# [To be done]
Output the records exactly as they appear, with no pictures included.

— start of Provided data —

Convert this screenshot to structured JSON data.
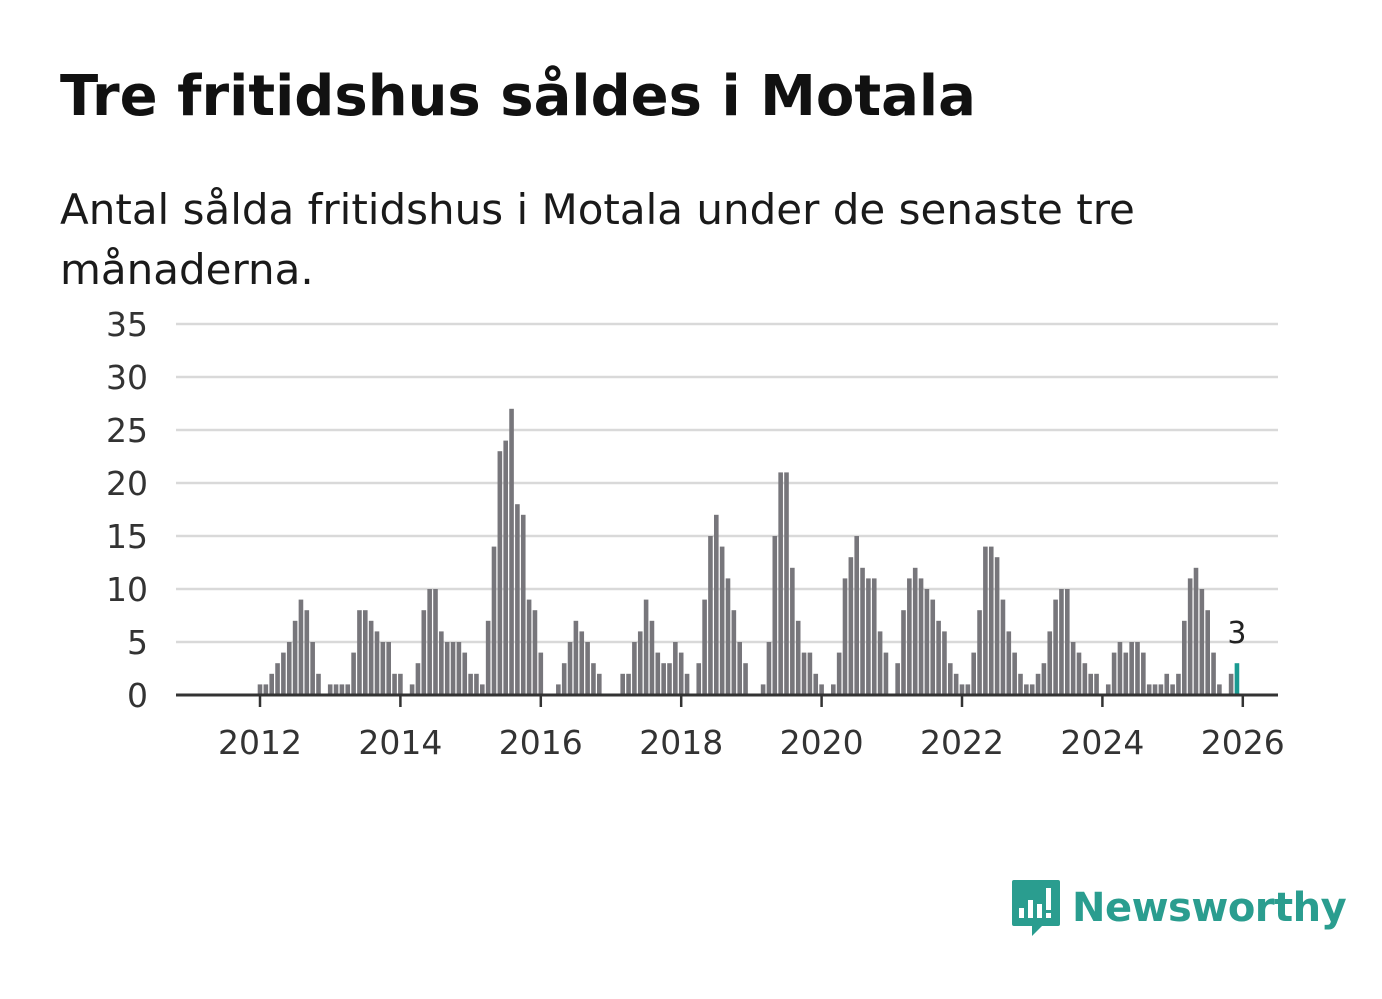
{
  "title": "Tre fritidshus såldes i Motala",
  "subtitle": "Antal sålda fritidshus i Motala under de senaste tre månaderna.",
  "brand": {
    "name": "Newsworthy",
    "icon": "newsworthy-logo-icon",
    "color": "#2a9d8f"
  },
  "colors": {
    "bar": "#77767b",
    "highlight": "#1a9a91",
    "grid": "#d9d9d9",
    "axis": "#333333"
  },
  "chart_data": {
    "type": "bar",
    "title": "Tre fritidshus såldes i Motala",
    "xlabel": "",
    "ylabel": "",
    "ylim": [
      0,
      35
    ],
    "yticks": [
      "0",
      "5",
      "10",
      "15",
      "20",
      "25",
      "30",
      "35"
    ],
    "xticks": [
      "2012",
      "2014",
      "2016",
      "2018",
      "2020",
      "2022",
      "2024",
      "2026"
    ],
    "start": "2011-03",
    "end": "2026-03",
    "highlight_label": "3",
    "values": [
      0,
      0,
      0,
      0,
      0,
      0,
      0,
      0,
      0,
      0,
      1,
      1,
      2,
      3,
      4,
      5,
      7,
      9,
      8,
      5,
      2,
      0,
      1,
      1,
      1,
      1,
      4,
      8,
      8,
      7,
      6,
      5,
      5,
      2,
      2,
      0,
      1,
      3,
      8,
      10,
      10,
      6,
      5,
      5,
      5,
      4,
      2,
      2,
      1,
      7,
      14,
      23,
      24,
      27,
      18,
      17,
      9,
      8,
      4,
      0,
      0,
      1,
      3,
      5,
      7,
      6,
      5,
      3,
      2,
      0,
      0,
      0,
      2,
      2,
      5,
      6,
      9,
      7,
      4,
      3,
      3,
      5,
      4,
      2,
      0,
      3,
      9,
      15,
      17,
      14,
      11,
      8,
      5,
      3,
      0,
      0,
      1,
      5,
      15,
      21,
      21,
      12,
      7,
      4,
      4,
      2,
      1,
      0,
      1,
      4,
      11,
      13,
      15,
      12,
      11,
      11,
      6,
      4,
      0,
      3,
      8,
      11,
      12,
      11,
      10,
      9,
      7,
      6,
      3,
      2,
      1,
      1,
      4,
      8,
      14,
      14,
      13,
      9,
      6,
      4,
      2,
      1,
      1,
      2,
      3,
      6,
      9,
      10,
      10,
      5,
      4,
      3,
      2,
      2,
      0,
      1,
      4,
      5,
      4,
      5,
      5,
      4,
      1,
      1,
      1,
      2,
      1,
      2,
      7,
      11,
      12,
      10,
      8,
      4,
      1,
      0,
      2,
      3
    ]
  }
}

— end of Provided data —

# [Reply]
Convert this screenshot to structured JSON data.
{
  "title": "Tre fritidshus såldes i Motala",
  "subtitle": "Antal sålda fritidshus i Motala under de senaste tre månaderna.",
  "brand": {
    "name": "Newsworthy",
    "icon": "newsworthy-logo-icon",
    "color": "#2a9d8f"
  },
  "colors": {
    "bar": "#77767b",
    "highlight": "#1a9a91",
    "grid": "#d9d9d9",
    "axis": "#333333"
  },
  "chart_data": {
    "type": "bar",
    "title": "Tre fritidshus såldes i Motala",
    "xlabel": "",
    "ylabel": "",
    "ylim": [
      0,
      35
    ],
    "yticks": [
      "0",
      "5",
      "10",
      "15",
      "20",
      "25",
      "30",
      "35"
    ],
    "xticks": [
      "2012",
      "2014",
      "2016",
      "2018",
      "2020",
      "2022",
      "2024",
      "2026"
    ],
    "start": "2011-03",
    "end": "2026-03",
    "highlight_label": "3",
    "values": [
      0,
      0,
      0,
      0,
      0,
      0,
      0,
      0,
      0,
      0,
      1,
      1,
      2,
      3,
      4,
      5,
      7,
      9,
      8,
      5,
      2,
      0,
      1,
      1,
      1,
      1,
      4,
      8,
      8,
      7,
      6,
      5,
      5,
      2,
      2,
      0,
      1,
      3,
      8,
      10,
      10,
      6,
      5,
      5,
      5,
      4,
      2,
      2,
      1,
      7,
      14,
      23,
      24,
      27,
      18,
      17,
      9,
      8,
      4,
      0,
      0,
      1,
      3,
      5,
      7,
      6,
      5,
      3,
      2,
      0,
      0,
      0,
      2,
      2,
      5,
      6,
      9,
      7,
      4,
      3,
      3,
      5,
      4,
      2,
      0,
      3,
      9,
      15,
      17,
      14,
      11,
      8,
      5,
      3,
      0,
      0,
      1,
      5,
      15,
      21,
      21,
      12,
      7,
      4,
      4,
      2,
      1,
      0,
      1,
      4,
      11,
      13,
      15,
      12,
      11,
      11,
      6,
      4,
      0,
      3,
      8,
      11,
      12,
      11,
      10,
      9,
      7,
      6,
      3,
      2,
      1,
      1,
      4,
      8,
      14,
      14,
      13,
      9,
      6,
      4,
      2,
      1,
      1,
      2,
      3,
      6,
      9,
      10,
      10,
      5,
      4,
      3,
      2,
      2,
      0,
      1,
      4,
      5,
      4,
      5,
      5,
      4,
      1,
      1,
      1,
      2,
      1,
      2,
      7,
      11,
      12,
      10,
      8,
      4,
      1,
      0,
      2,
      3
    ]
  }
}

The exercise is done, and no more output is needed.